### [PROVIDED PASSAGE]
____

There are currently 60 Comments comments.

  1. Anon May 2, 2017 12:21 pm

    How is this panel decision not constrained by previous panel decisions?

  2. Arby May 2, 2017 12:49 pm

    It seems more and more that software method claims fare better under 101 if they specifically recite the beneficial result of the method steps as the particular and practical application described in Bascom.

  3. Appearance of ... May 2, 2017 1:15 pm

    As a practicing patent attorney, I have just one question: What types of dice do the Federal Circuit use, and how many?

  4. Curious May 2, 2017 1:46 pm

    What types of dice do the Federal Circuit use, and how many?
    Probably a single D20. If you get a 20, your claims are patent eligible — if not, your client just wasted years and many hundreds of thousands of dollars (if not millions) on a technology that is going to be stolen by everybody else.

    Welcome to the 21st century — if you have a highly technical invention, the Federal Circuit will call it an “abstract idea” and your patent is for naught. However, if your claim happens to recite a nail, a screw, or some other centuries-old “physical” technology, then the patent system welcomes you with open arms.

    This method reflects standard encoding and decoding, an abstract concept long utilized to transmit information.

____

In the comment thread, which die does the commenter Curious say the Federal Circuit probably uses?

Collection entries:

____

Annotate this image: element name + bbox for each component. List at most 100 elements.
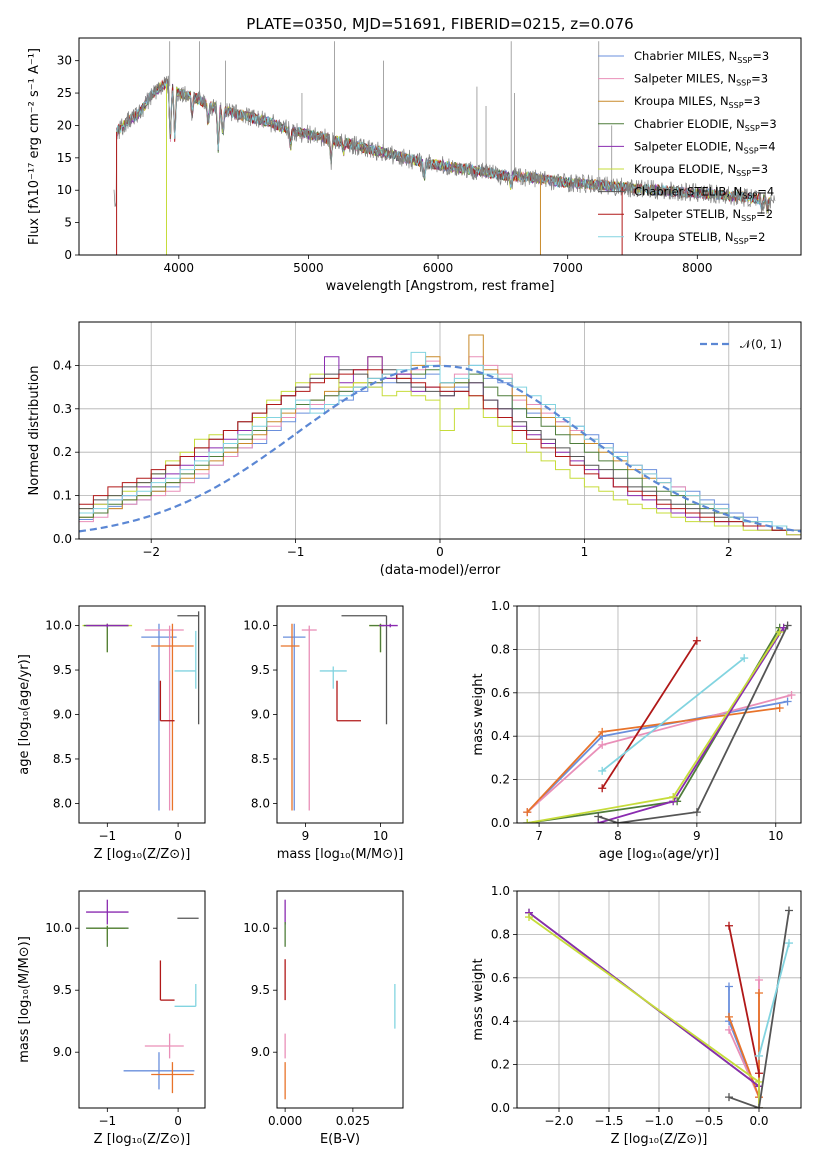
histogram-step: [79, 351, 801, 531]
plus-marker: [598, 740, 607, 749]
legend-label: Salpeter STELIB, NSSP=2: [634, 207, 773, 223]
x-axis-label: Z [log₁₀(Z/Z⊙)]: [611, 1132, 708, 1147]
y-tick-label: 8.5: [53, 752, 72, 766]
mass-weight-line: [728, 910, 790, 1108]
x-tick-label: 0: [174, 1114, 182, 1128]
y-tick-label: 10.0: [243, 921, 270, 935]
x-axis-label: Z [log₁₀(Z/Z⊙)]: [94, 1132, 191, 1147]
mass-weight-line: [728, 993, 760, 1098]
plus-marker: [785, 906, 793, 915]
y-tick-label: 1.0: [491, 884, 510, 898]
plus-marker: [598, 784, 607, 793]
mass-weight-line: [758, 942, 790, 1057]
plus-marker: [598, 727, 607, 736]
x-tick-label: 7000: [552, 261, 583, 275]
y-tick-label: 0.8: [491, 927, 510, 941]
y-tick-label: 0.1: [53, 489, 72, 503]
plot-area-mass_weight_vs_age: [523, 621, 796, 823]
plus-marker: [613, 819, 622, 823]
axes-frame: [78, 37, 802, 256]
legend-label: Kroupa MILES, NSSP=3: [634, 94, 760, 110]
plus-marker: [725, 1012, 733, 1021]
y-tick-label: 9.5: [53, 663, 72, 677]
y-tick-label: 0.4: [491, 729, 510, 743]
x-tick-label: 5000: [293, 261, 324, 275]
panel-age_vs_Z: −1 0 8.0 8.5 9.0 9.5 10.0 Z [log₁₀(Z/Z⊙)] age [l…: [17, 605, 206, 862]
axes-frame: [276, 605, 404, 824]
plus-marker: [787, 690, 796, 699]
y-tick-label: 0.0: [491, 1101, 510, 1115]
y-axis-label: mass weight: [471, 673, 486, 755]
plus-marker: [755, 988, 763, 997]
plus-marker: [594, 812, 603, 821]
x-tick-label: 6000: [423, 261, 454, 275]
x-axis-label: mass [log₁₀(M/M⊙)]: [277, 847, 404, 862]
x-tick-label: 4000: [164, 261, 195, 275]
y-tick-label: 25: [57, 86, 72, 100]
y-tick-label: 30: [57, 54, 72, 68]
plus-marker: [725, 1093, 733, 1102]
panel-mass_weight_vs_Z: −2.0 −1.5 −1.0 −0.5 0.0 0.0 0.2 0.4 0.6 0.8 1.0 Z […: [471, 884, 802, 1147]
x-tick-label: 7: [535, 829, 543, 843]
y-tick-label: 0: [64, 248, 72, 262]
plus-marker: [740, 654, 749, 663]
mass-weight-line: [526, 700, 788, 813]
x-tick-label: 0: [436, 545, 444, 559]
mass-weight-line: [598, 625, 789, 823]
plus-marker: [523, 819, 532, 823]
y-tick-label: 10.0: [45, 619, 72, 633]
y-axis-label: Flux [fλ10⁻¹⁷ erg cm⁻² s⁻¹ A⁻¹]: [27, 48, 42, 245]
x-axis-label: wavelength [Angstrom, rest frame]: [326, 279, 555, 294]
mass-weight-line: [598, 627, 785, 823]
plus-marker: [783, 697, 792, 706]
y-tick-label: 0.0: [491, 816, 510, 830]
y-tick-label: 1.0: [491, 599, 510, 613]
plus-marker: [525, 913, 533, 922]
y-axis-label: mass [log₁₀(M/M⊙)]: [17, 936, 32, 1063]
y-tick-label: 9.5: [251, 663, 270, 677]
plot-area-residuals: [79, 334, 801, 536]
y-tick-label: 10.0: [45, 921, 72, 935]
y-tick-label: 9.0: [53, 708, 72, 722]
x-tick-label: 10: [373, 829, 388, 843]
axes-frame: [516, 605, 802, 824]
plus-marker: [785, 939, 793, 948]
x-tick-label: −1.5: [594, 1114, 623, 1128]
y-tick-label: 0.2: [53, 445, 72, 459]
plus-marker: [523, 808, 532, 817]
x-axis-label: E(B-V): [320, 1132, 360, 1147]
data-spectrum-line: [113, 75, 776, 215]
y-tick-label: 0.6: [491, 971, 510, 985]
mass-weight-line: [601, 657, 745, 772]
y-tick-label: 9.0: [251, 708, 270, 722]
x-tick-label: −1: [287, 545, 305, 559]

____

### [TASK OUTPUT]
A single D20.